Required task:
Read the lines below and count those that have the word "JSON". Respond with the number only.

------

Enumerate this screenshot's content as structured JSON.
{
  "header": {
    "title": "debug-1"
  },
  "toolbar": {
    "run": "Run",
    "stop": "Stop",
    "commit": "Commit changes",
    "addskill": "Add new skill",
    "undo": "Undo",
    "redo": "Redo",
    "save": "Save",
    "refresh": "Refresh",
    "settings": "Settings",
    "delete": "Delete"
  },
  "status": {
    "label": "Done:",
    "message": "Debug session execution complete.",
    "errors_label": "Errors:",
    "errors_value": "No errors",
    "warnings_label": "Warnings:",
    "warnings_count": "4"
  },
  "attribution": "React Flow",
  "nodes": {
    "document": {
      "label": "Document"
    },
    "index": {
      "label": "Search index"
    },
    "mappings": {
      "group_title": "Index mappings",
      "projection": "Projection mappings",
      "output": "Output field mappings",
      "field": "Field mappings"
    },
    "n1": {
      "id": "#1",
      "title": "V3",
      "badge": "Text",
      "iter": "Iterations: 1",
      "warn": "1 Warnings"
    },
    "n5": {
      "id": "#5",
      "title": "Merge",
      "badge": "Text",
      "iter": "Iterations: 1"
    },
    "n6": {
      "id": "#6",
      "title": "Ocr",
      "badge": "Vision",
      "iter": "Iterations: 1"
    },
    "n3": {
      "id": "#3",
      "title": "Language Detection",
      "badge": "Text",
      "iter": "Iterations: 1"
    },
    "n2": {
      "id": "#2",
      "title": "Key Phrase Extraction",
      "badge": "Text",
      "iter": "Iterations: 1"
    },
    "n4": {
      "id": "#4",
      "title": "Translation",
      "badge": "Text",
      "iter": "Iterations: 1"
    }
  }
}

------

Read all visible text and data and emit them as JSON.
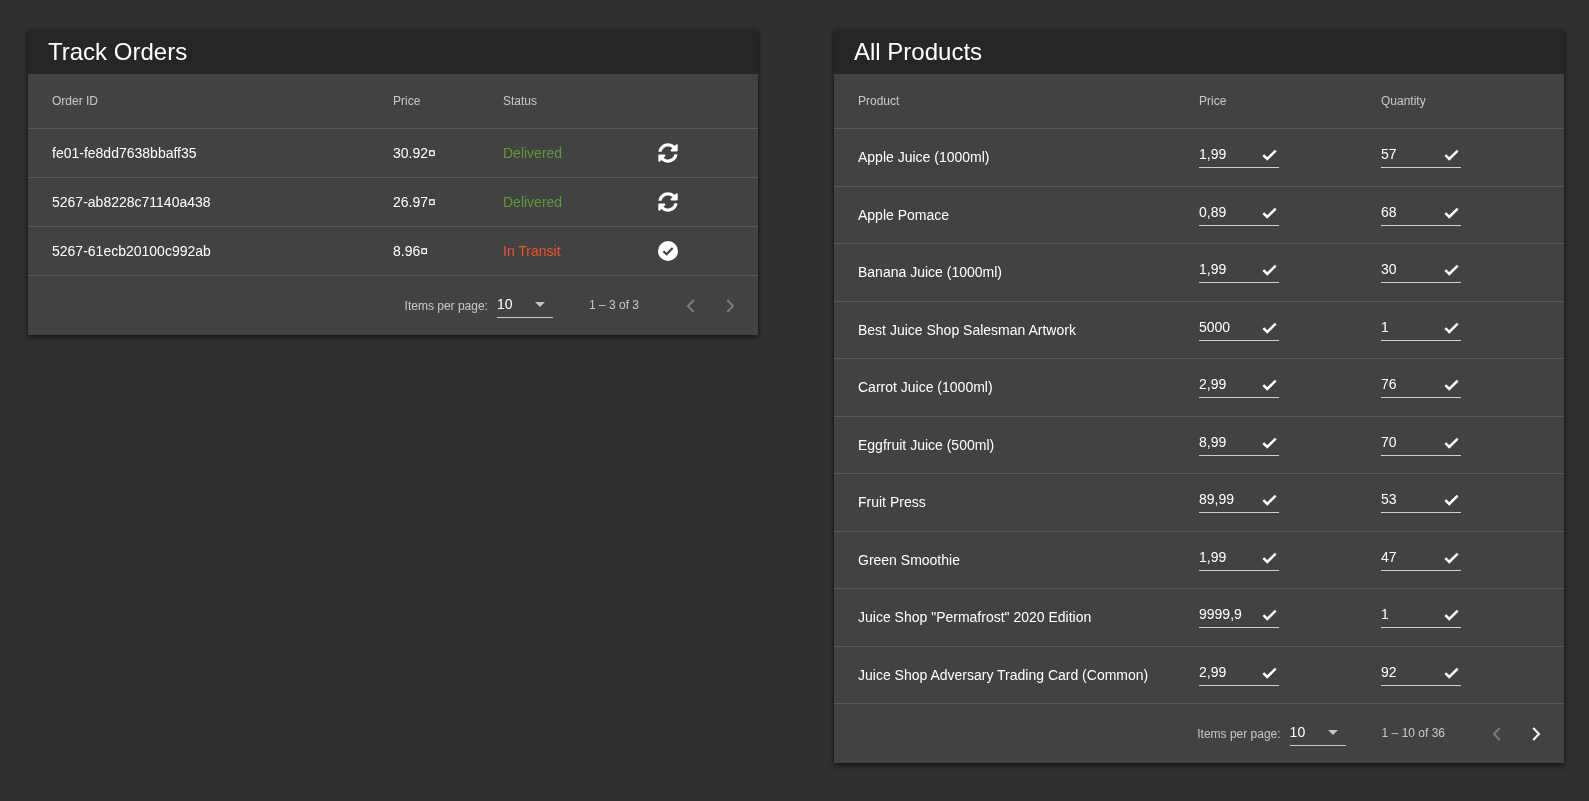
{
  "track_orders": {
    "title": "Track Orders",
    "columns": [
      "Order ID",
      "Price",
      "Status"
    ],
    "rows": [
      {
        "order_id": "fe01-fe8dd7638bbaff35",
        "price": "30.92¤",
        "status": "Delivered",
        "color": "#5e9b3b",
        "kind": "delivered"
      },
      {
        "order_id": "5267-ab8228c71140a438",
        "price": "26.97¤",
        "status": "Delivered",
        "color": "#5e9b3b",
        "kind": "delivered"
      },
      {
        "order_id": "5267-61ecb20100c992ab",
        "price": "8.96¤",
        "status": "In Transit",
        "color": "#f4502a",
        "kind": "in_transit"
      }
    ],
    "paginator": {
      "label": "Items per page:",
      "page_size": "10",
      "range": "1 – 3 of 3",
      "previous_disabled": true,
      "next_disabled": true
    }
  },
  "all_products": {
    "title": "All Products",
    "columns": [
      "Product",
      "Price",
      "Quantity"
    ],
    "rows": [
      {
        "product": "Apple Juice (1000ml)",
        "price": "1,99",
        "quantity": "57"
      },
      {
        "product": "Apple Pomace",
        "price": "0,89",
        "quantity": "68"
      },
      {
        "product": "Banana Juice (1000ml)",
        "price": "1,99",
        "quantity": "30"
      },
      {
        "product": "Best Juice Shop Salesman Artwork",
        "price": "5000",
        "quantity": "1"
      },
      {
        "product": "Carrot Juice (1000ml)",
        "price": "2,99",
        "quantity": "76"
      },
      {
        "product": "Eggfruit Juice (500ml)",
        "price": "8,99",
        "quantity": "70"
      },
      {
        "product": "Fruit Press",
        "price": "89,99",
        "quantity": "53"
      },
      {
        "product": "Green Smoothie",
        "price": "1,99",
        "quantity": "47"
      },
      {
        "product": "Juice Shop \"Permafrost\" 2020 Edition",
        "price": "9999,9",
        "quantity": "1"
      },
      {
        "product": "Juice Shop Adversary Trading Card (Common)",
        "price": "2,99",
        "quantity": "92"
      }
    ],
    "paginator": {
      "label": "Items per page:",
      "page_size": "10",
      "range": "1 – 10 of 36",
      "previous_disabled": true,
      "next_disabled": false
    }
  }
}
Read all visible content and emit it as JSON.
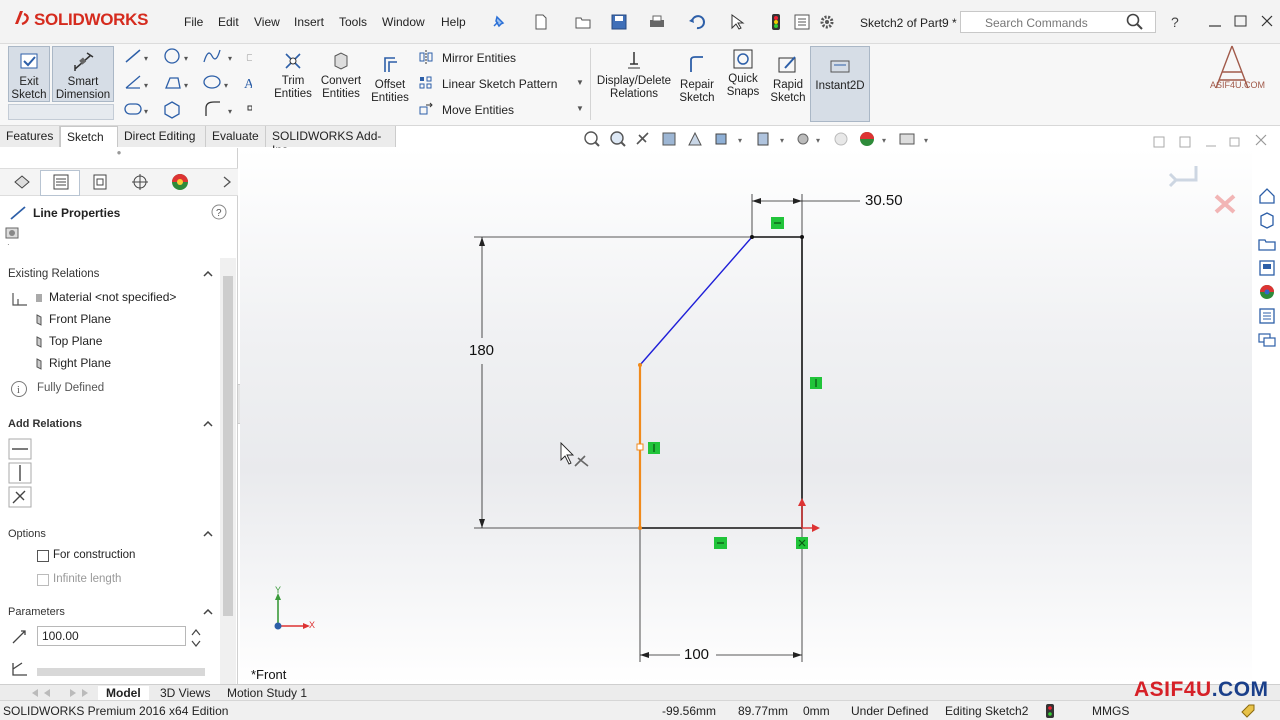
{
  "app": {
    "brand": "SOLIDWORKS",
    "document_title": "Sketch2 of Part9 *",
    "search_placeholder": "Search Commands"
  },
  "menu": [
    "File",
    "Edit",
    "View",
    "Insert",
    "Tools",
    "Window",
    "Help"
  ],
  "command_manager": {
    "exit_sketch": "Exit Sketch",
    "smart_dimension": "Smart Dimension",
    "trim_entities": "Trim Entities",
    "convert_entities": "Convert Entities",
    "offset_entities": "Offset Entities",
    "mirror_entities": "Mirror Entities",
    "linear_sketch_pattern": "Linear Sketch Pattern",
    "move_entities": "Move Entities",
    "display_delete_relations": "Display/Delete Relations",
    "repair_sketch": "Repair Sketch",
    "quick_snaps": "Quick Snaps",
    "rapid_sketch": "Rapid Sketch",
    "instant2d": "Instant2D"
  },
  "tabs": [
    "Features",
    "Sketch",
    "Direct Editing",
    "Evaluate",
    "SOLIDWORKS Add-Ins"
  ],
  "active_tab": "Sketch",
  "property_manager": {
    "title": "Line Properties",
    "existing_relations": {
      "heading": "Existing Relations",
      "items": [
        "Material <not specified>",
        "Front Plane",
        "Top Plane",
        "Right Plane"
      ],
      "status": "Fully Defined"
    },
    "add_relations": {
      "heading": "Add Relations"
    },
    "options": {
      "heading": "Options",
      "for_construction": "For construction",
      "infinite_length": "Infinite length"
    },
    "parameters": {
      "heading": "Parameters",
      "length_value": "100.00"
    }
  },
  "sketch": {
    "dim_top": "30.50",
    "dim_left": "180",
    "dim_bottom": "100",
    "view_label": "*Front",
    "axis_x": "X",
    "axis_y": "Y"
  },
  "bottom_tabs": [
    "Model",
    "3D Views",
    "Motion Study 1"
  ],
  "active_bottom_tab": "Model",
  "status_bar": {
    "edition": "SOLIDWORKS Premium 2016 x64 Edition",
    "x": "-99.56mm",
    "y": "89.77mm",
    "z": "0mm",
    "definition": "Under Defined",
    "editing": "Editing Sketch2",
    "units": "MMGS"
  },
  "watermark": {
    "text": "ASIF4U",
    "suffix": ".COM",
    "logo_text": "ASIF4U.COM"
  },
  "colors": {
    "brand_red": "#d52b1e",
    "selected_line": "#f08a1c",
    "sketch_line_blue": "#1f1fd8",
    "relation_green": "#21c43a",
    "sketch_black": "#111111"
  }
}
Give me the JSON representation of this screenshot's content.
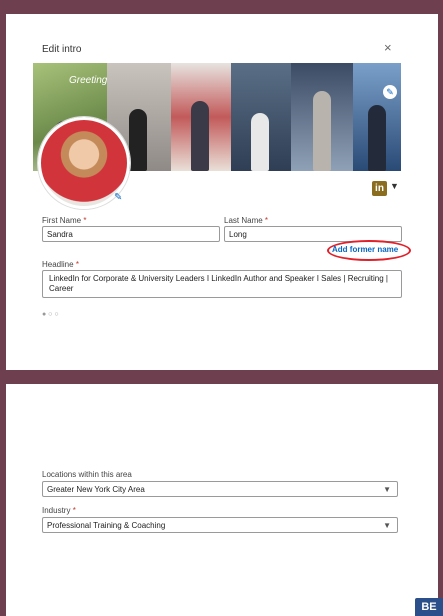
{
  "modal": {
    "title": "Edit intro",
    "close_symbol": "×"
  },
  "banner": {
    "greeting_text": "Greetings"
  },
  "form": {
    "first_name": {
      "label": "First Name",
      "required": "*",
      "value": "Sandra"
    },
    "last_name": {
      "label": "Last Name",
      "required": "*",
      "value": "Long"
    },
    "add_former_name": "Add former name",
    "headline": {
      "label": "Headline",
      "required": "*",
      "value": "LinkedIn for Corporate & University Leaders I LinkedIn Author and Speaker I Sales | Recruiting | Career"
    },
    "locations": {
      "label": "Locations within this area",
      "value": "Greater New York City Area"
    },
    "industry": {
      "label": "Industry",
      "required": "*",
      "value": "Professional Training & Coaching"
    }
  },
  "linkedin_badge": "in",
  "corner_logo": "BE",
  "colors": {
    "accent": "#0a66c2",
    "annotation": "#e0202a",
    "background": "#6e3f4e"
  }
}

------

Task output:
4